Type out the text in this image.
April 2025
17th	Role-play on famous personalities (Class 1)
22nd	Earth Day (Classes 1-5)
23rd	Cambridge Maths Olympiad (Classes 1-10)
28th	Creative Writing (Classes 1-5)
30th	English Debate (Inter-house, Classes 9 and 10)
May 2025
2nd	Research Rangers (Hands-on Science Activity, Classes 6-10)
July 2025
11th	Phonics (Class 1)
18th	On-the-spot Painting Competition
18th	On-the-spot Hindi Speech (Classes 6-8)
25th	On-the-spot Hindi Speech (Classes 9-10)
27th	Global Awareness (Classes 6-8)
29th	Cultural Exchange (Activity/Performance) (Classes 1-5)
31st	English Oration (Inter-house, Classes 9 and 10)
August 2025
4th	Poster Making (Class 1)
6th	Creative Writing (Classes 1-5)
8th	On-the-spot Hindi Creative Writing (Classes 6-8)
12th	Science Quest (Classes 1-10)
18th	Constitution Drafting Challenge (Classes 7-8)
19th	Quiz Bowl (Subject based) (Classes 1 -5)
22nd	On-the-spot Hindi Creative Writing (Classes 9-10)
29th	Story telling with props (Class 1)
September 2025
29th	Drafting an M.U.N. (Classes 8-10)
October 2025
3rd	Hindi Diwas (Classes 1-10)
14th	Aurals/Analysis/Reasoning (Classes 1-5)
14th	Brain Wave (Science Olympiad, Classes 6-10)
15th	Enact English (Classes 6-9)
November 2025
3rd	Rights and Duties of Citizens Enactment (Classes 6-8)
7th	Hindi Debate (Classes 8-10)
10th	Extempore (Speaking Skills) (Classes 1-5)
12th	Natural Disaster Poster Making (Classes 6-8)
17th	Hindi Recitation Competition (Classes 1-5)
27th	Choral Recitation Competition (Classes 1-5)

===============

> **EXERCISE DIRECTIONS**:
Can you reproduce all the material exactly?

> **COMPLETED TASK**:
Type out the text in this image.
April 2025
17th	Role-play on famous personalities (Class 1)
22nd	Earth Day (Classes 1-5)
23rd	Cambridge Maths Olympiad (Classes 1-10)
28th	Creative Writing (Classes 1-5)
30th	English Debate (Inter-house, Classes 9 and 10)
May 2025
2nd	Research Rangers (Hands-on Science Activity, Classes 6-10)
July 2025
11th	Phonics (Class 1)
18th	On-the-spot Painting Competition
18th	On-the-spot Hindi Speech (Classes 6-8)
25th	On-the-spot Hindi Speech (Classes 9-10)
27th	Global Awareness (Classes 6-8)
29th	Cultural Exchange (Activity/Performance) (Classes 1-5)
31st	English Oration (Inter-house, Classes 9 and 10)
August 2025
4th	Poster Making (Class 1)
6th	Creative Writing (Classes 1-5)
8th	On-the-spot Hindi Creative Writing (Classes 6-8)
12th	Science Quest (Classes 1-10)
18th	Constitution Drafting Challenge (Classes 7-8)
19th	Quiz Bowl (Subject based) (Classes 1 -5)
22nd	On-the-spot Hindi Creative Writing (Classes 9-10)
29th	Story telling with props (Class 1)
September 2025
29th	Drafting an M.U.N. (Classes 8-10)
October 2025
3rd	Hindi Diwas (Classes 1-10)
14th	Aurals/Analysis/Reasoning (Classes 1-5)
14th	Brain Wave (Science Olympiad, Classes 6-10)
15th	Enact English (Classes 6-9)
November 2025
3rd	Rights and Duties of Citizens Enactment (Classes 6-8)
7th	Hindi Debate (Classes 8-10)
10th	Extempore (Speaking Skills) (Classes 1-5)
12th	Natural Disaster Poster Making (Classes 6-8)
17th	Hindi Recitation Competition (Classes 1-5)
27th	Choral Recitation Competition (Classes 1-5)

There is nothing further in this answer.